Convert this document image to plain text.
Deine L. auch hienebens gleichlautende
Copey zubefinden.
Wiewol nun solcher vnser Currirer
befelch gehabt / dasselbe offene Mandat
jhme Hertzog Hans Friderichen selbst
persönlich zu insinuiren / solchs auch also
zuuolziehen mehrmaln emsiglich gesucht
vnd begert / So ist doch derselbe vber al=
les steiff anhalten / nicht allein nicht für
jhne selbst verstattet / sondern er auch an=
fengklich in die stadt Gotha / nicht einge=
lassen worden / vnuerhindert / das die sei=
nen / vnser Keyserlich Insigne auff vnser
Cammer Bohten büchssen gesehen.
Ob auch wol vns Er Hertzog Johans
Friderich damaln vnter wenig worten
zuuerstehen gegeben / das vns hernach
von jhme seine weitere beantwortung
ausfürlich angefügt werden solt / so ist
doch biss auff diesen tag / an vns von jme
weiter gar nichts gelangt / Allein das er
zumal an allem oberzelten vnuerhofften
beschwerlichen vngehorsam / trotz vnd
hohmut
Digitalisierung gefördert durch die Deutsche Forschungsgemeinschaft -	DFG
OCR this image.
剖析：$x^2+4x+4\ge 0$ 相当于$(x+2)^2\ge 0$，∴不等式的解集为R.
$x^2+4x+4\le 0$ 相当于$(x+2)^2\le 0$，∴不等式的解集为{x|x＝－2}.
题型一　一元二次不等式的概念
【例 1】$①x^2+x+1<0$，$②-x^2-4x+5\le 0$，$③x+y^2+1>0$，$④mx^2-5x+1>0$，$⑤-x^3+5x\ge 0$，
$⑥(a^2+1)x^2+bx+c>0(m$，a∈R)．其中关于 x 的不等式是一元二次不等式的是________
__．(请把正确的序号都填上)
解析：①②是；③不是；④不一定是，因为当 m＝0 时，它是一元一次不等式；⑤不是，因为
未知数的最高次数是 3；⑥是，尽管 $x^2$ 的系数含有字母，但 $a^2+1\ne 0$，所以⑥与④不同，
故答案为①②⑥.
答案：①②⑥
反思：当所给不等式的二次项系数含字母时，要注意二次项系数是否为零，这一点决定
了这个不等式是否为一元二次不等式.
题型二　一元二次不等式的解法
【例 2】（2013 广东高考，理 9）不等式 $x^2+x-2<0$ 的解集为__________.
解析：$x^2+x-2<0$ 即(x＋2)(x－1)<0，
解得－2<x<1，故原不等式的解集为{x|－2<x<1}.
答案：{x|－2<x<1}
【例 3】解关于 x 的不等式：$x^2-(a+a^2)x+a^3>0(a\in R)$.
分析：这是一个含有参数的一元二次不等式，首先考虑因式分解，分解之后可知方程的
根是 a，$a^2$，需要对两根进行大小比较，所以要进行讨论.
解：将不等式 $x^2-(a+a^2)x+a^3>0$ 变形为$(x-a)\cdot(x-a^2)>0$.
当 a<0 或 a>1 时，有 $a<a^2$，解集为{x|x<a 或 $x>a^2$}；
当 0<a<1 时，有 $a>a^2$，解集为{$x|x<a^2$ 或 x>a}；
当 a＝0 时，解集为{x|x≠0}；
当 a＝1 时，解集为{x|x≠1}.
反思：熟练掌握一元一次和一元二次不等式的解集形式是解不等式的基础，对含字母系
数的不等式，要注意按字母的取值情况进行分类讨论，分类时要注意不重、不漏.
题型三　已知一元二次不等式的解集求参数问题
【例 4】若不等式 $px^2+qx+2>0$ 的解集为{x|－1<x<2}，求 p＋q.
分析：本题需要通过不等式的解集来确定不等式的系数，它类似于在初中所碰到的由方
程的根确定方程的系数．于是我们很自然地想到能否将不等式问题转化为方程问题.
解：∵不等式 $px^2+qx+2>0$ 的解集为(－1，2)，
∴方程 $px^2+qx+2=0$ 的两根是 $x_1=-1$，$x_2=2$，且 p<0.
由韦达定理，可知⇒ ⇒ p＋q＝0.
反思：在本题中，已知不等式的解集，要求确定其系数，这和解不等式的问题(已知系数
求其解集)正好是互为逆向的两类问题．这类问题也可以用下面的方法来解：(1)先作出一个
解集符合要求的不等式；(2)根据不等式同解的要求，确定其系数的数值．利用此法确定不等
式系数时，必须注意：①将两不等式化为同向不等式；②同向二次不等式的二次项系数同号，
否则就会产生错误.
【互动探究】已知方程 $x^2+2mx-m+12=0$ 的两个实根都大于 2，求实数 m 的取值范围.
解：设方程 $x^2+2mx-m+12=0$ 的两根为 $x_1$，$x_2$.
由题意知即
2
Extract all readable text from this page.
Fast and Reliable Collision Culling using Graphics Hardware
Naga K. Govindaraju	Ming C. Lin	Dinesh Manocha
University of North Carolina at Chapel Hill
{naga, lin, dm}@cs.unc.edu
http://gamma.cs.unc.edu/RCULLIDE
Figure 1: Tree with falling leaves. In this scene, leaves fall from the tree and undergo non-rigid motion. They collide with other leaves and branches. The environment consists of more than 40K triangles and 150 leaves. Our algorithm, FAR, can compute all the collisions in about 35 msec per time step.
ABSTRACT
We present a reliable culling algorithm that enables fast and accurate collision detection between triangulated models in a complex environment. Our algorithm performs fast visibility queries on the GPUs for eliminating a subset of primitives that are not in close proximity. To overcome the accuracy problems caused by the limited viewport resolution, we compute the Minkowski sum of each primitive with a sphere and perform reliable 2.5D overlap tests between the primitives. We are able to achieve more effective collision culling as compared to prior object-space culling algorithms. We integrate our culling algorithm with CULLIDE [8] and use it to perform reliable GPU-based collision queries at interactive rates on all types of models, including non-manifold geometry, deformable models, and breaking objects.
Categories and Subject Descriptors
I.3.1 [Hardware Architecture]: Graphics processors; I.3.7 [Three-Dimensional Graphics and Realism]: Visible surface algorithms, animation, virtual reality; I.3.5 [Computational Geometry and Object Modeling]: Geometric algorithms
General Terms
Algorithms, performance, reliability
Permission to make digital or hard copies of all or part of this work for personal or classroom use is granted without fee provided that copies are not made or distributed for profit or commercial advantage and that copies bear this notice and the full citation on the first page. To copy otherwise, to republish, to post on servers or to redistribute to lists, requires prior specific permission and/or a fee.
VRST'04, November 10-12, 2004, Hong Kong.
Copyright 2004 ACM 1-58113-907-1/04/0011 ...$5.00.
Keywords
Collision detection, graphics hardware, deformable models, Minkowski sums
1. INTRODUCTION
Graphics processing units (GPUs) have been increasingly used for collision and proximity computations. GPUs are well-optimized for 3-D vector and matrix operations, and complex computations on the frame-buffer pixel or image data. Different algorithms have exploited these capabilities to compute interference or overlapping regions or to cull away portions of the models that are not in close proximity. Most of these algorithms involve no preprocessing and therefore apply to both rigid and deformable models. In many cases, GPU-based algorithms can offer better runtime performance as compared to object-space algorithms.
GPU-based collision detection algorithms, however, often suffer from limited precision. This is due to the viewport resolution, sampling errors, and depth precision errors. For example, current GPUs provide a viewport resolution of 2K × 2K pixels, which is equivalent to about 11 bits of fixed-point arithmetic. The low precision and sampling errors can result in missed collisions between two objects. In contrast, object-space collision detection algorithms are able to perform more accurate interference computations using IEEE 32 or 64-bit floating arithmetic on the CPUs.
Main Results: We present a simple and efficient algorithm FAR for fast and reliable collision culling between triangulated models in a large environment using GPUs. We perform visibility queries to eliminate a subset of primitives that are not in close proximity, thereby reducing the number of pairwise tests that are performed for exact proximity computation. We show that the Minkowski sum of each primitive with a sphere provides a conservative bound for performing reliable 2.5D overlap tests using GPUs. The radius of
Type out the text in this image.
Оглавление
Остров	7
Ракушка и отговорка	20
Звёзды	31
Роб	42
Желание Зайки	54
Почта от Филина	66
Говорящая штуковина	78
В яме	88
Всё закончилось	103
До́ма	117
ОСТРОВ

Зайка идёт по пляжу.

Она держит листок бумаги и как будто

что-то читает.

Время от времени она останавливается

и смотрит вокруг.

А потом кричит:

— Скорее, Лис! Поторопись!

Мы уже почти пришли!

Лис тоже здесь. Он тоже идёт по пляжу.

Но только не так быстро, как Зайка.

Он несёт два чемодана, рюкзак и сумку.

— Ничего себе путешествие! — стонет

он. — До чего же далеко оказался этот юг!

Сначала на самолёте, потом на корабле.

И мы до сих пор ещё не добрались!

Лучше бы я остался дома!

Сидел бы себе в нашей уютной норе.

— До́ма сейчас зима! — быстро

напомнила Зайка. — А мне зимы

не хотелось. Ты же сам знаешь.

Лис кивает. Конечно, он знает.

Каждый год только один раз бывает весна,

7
..........
Go through the material and select each line with the string "image" in it.

EXERCISE OUTPUT:
Convert this document image to plain text.
OCR this image.
Graphics processing units (GPUs) have been increasingly used for collision and proximity computations. GPUs are well-optimized for 3-D vector and matrix operations, and complex computations on the frame-buffer pixel or image data. Different algorithms have exploited these capabilities to compute interference or overlapping regions or to cull away portions of the models that are not in close proximity. Most of these algorithms involve no preprocessing and therefore apply to both rigid and deformable models. In many cases, GPU-based algorithms can offer better runtime performance as compared to object-space algorithms.
Type out the text in this image.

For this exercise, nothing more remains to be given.